Do any lines in the data below contain "TROPOMI"? If so, copy every one of them.
┌─ EXERCISE MATERIAL
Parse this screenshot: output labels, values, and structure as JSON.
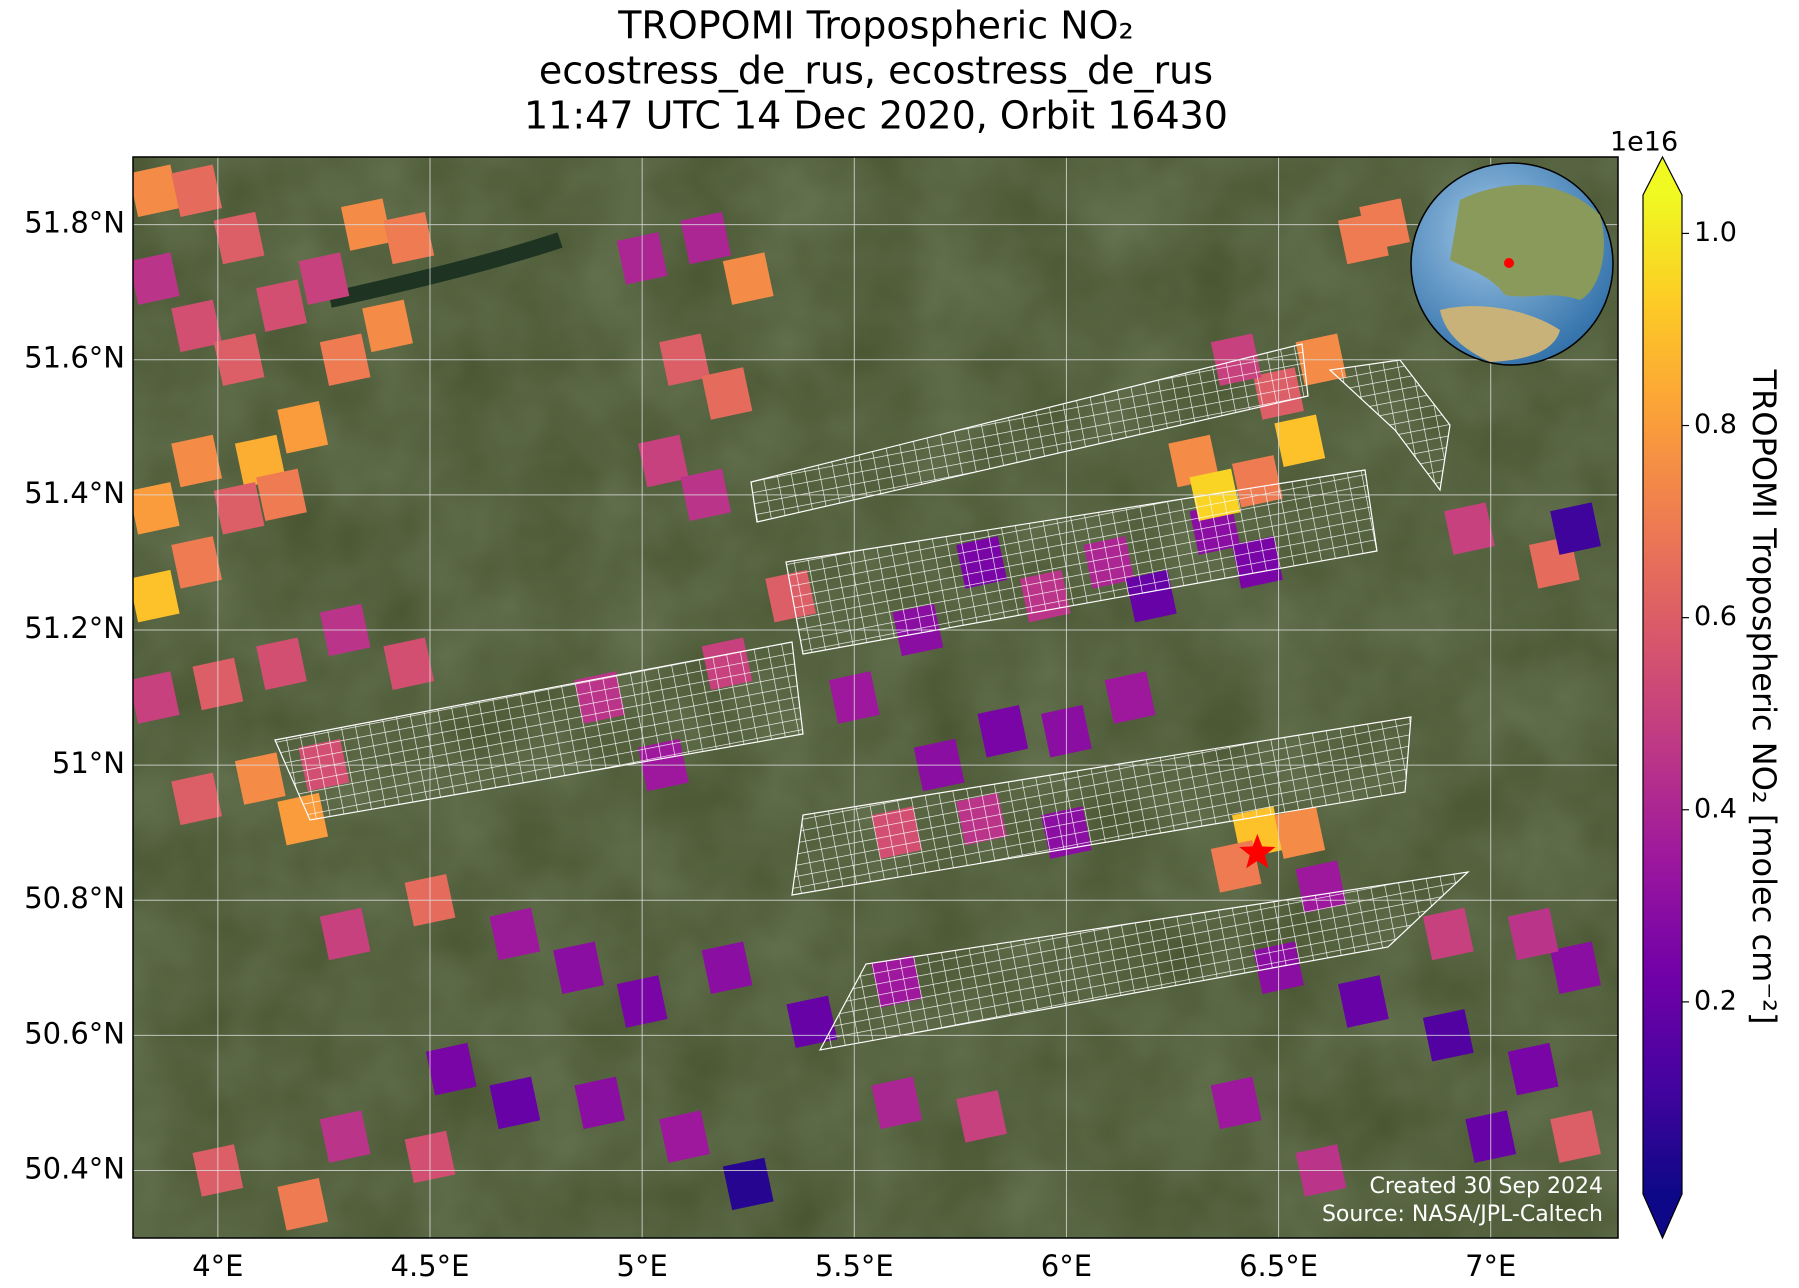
{
  "chart_data": {
    "type": "pixel_map",
    "title": [
      "TROPOMI Tropospheric NO₂",
      "ecostress_de_rus, ecostress_de_rus",
      "11:47 UTC 14 Dec 2020, Orbit 16430"
    ],
    "xlim": [
      3.8,
      7.3
    ],
    "ylim": [
      50.3,
      51.9
    ],
    "xticks": [
      {
        "value": 4,
        "label": "4°E"
      },
      {
        "value": 4.5,
        "label": "4.5°E"
      },
      {
        "value": 5,
        "label": "5°E"
      },
      {
        "value": 5.5,
        "label": "5.5°E"
      },
      {
        "value": 6,
        "label": "6°E"
      },
      {
        "value": 6.5,
        "label": "6.5°E"
      },
      {
        "value": 7,
        "label": "7°E"
      }
    ],
    "yticks": [
      {
        "value": 50.4,
        "label": "50.4°N"
      },
      {
        "value": 50.6,
        "label": "50.6°N"
      },
      {
        "value": 50.8,
        "label": "50.8°N"
      },
      {
        "value": 51,
        "label": "51°N"
      },
      {
        "value": 51.2,
        "label": "51.2°N"
      },
      {
        "value": 51.4,
        "label": "51.4°N"
      },
      {
        "value": 51.6,
        "label": "51.6°N"
      },
      {
        "value": 51.8,
        "label": "51.8°N"
      }
    ],
    "grid": true,
    "colorbar": {
      "label": "TROPOMI Tropospheric NO₂ [molec cm⁻²]",
      "offset_label": "1e16",
      "colormap": "plasma",
      "clim": [
        0,
        1.04
      ],
      "ticks": [
        0.2,
        0.4,
        0.6,
        0.8,
        {
          "value": 1,
          "label": "1.0"
        }
      ]
    },
    "target": {
      "lon": 6.45,
      "lat": 50.87,
      "color": "#ff0000"
    },
    "annotations": [
      "Created 30 Sep 2024",
      "Source: NASA/JPL-Caltech"
    ],
    "pixels": [
      {
        "lon": 3.85,
        "lat": 51.85,
        "value": 0.75
      },
      {
        "lon": 3.95,
        "lat": 51.85,
        "value": 0.65
      },
      {
        "lon": 4.05,
        "lat": 51.78,
        "value": 0.6
      },
      {
        "lon": 3.85,
        "lat": 51.72,
        "value": 0.45
      },
      {
        "lon": 3.95,
        "lat": 51.65,
        "value": 0.55
      },
      {
        "lon": 4.05,
        "lat": 51.6,
        "value": 0.6
      },
      {
        "lon": 4.15,
        "lat": 51.68,
        "value": 0.55
      },
      {
        "lon": 4.25,
        "lat": 51.72,
        "value": 0.5
      },
      {
        "lon": 4.35,
        "lat": 51.8,
        "value": 0.75
      },
      {
        "lon": 4.45,
        "lat": 51.78,
        "value": 0.7
      },
      {
        "lon": 4.4,
        "lat": 51.65,
        "value": 0.75
      },
      {
        "lon": 4.3,
        "lat": 51.6,
        "value": 0.7
      },
      {
        "lon": 4.2,
        "lat": 51.5,
        "value": 0.8
      },
      {
        "lon": 4.1,
        "lat": 51.45,
        "value": 0.85
      },
      {
        "lon": 3.95,
        "lat": 51.45,
        "value": 0.75
      },
      {
        "lon": 3.85,
        "lat": 51.38,
        "value": 0.8
      },
      {
        "lon": 3.85,
        "lat": 51.25,
        "value": 0.9
      },
      {
        "lon": 3.95,
        "lat": 51.3,
        "value": 0.7
      },
      {
        "lon": 4.05,
        "lat": 51.38,
        "value": 0.6
      },
      {
        "lon": 4.15,
        "lat": 51.4,
        "value": 0.7
      },
      {
        "lon": 5.0,
        "lat": 51.75,
        "value": 0.4
      },
      {
        "lon": 5.15,
        "lat": 51.78,
        "value": 0.4
      },
      {
        "lon": 5.25,
        "lat": 51.72,
        "value": 0.75
      },
      {
        "lon": 5.1,
        "lat": 51.6,
        "value": 0.6
      },
      {
        "lon": 5.2,
        "lat": 51.55,
        "value": 0.65
      },
      {
        "lon": 5.05,
        "lat": 51.45,
        "value": 0.5
      },
      {
        "lon": 5.15,
        "lat": 51.4,
        "value": 0.45
      },
      {
        "lon": 3.85,
        "lat": 51.1,
        "value": 0.5
      },
      {
        "lon": 4.0,
        "lat": 51.12,
        "value": 0.6
      },
      {
        "lon": 4.15,
        "lat": 51.15,
        "value": 0.55
      },
      {
        "lon": 4.3,
        "lat": 51.2,
        "value": 0.45
      },
      {
        "lon": 4.45,
        "lat": 51.15,
        "value": 0.55
      },
      {
        "lon": 4.1,
        "lat": 50.98,
        "value": 0.75
      },
      {
        "lon": 3.95,
        "lat": 50.95,
        "value": 0.6
      },
      {
        "lon": 4.25,
        "lat": 51.0,
        "value": 0.55
      },
      {
        "lon": 4.2,
        "lat": 50.92,
        "value": 0.8
      },
      {
        "lon": 4.9,
        "lat": 51.1,
        "value": 0.45
      },
      {
        "lon": 5.05,
        "lat": 51.0,
        "value": 0.35
      },
      {
        "lon": 5.2,
        "lat": 51.15,
        "value": 0.5
      },
      {
        "lon": 5.35,
        "lat": 51.25,
        "value": 0.6
      },
      {
        "lon": 5.5,
        "lat": 51.1,
        "value": 0.35
      },
      {
        "lon": 5.65,
        "lat": 51.2,
        "value": 0.3
      },
      {
        "lon": 5.8,
        "lat": 51.3,
        "value": 0.25
      },
      {
        "lon": 5.95,
        "lat": 51.25,
        "value": 0.45
      },
      {
        "lon": 6.1,
        "lat": 51.3,
        "value": 0.4
      },
      {
        "lon": 6.2,
        "lat": 51.25,
        "value": 0.2
      },
      {
        "lon": 6.35,
        "lat": 51.35,
        "value": 0.3
      },
      {
        "lon": 6.45,
        "lat": 51.3,
        "value": 0.25
      },
      {
        "lon": 5.7,
        "lat": 51.0,
        "value": 0.3
      },
      {
        "lon": 5.85,
        "lat": 51.05,
        "value": 0.25
      },
      {
        "lon": 6.0,
        "lat": 51.05,
        "value": 0.3
      },
      {
        "lon": 6.15,
        "lat": 51.1,
        "value": 0.35
      },
      {
        "lon": 5.6,
        "lat": 50.9,
        "value": 0.55
      },
      {
        "lon": 5.8,
        "lat": 50.92,
        "value": 0.45
      },
      {
        "lon": 6.0,
        "lat": 50.9,
        "value": 0.3
      },
      {
        "lon": 6.3,
        "lat": 51.45,
        "value": 0.75
      },
      {
        "lon": 6.35,
        "lat": 51.4,
        "value": 0.95
      },
      {
        "lon": 6.45,
        "lat": 51.42,
        "value": 0.7
      },
      {
        "lon": 6.55,
        "lat": 51.48,
        "value": 0.9
      },
      {
        "lon": 6.5,
        "lat": 51.55,
        "value": 0.6
      },
      {
        "lon": 6.4,
        "lat": 51.6,
        "value": 0.5
      },
      {
        "lon": 6.6,
        "lat": 51.6,
        "value": 0.75
      },
      {
        "lon": 6.7,
        "lat": 51.78,
        "value": 0.7
      },
      {
        "lon": 6.45,
        "lat": 50.9,
        "value": 0.9
      },
      {
        "lon": 6.55,
        "lat": 50.9,
        "value": 0.75
      },
      {
        "lon": 6.4,
        "lat": 50.85,
        "value": 0.7
      },
      {
        "lon": 6.6,
        "lat": 50.82,
        "value": 0.35
      },
      {
        "lon": 4.3,
        "lat": 50.75,
        "value": 0.5
      },
      {
        "lon": 4.5,
        "lat": 50.8,
        "value": 0.65
      },
      {
        "lon": 4.7,
        "lat": 50.75,
        "value": 0.35
      },
      {
        "lon": 4.85,
        "lat": 50.7,
        "value": 0.3
      },
      {
        "lon": 5.0,
        "lat": 50.65,
        "value": 0.25
      },
      {
        "lon": 5.2,
        "lat": 50.7,
        "value": 0.3
      },
      {
        "lon": 5.4,
        "lat": 50.62,
        "value": 0.2
      },
      {
        "lon": 5.6,
        "lat": 50.68,
        "value": 0.35
      },
      {
        "lon": 4.55,
        "lat": 50.55,
        "value": 0.25
      },
      {
        "lon": 4.7,
        "lat": 50.5,
        "value": 0.2
      },
      {
        "lon": 4.9,
        "lat": 50.5,
        "value": 0.3
      },
      {
        "lon": 5.1,
        "lat": 50.45,
        "value": 0.35
      },
      {
        "lon": 5.25,
        "lat": 50.38,
        "value": 0.05
      },
      {
        "lon": 4.3,
        "lat": 50.45,
        "value": 0.45
      },
      {
        "lon": 4.5,
        "lat": 50.42,
        "value": 0.55
      },
      {
        "lon": 4.0,
        "lat": 50.4,
        "value": 0.6
      },
      {
        "lon": 4.2,
        "lat": 50.35,
        "value": 0.7
      },
      {
        "lon": 5.6,
        "lat": 50.5,
        "value": 0.4
      },
      {
        "lon": 5.8,
        "lat": 50.48,
        "value": 0.5
      },
      {
        "lon": 6.5,
        "lat": 50.7,
        "value": 0.3
      },
      {
        "lon": 6.7,
        "lat": 50.65,
        "value": 0.2
      },
      {
        "lon": 6.9,
        "lat": 50.6,
        "value": 0.15
      },
      {
        "lon": 7.1,
        "lat": 50.55,
        "value": 0.25
      },
      {
        "lon": 7.2,
        "lat": 50.7,
        "value": 0.3
      },
      {
        "lon": 6.9,
        "lat": 50.75,
        "value": 0.5
      },
      {
        "lon": 7.1,
        "lat": 50.75,
        "value": 0.45
      },
      {
        "lon": 6.4,
        "lat": 50.5,
        "value": 0.35
      },
      {
        "lon": 6.6,
        "lat": 50.4,
        "value": 0.45
      },
      {
        "lon": 7.0,
        "lat": 50.45,
        "value": 0.2
      },
      {
        "lon": 7.2,
        "lat": 50.45,
        "value": 0.6
      },
      {
        "lon": 7.15,
        "lat": 51.3,
        "value": 0.65
      },
      {
        "lon": 7.2,
        "lat": 51.35,
        "value": 0.1
      },
      {
        "lon": 6.95,
        "lat": 51.35,
        "value": 0.5
      },
      {
        "lon": 6.75,
        "lat": 51.8,
        "value": 0.7
      }
    ]
  }
}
└─
OUTPUT OF THE EXERCISE ->
      "TROPOMI Tropospheric NO₂",
      "label": "TROPOMI Tropospheric NO₂ [molec cm⁻²]",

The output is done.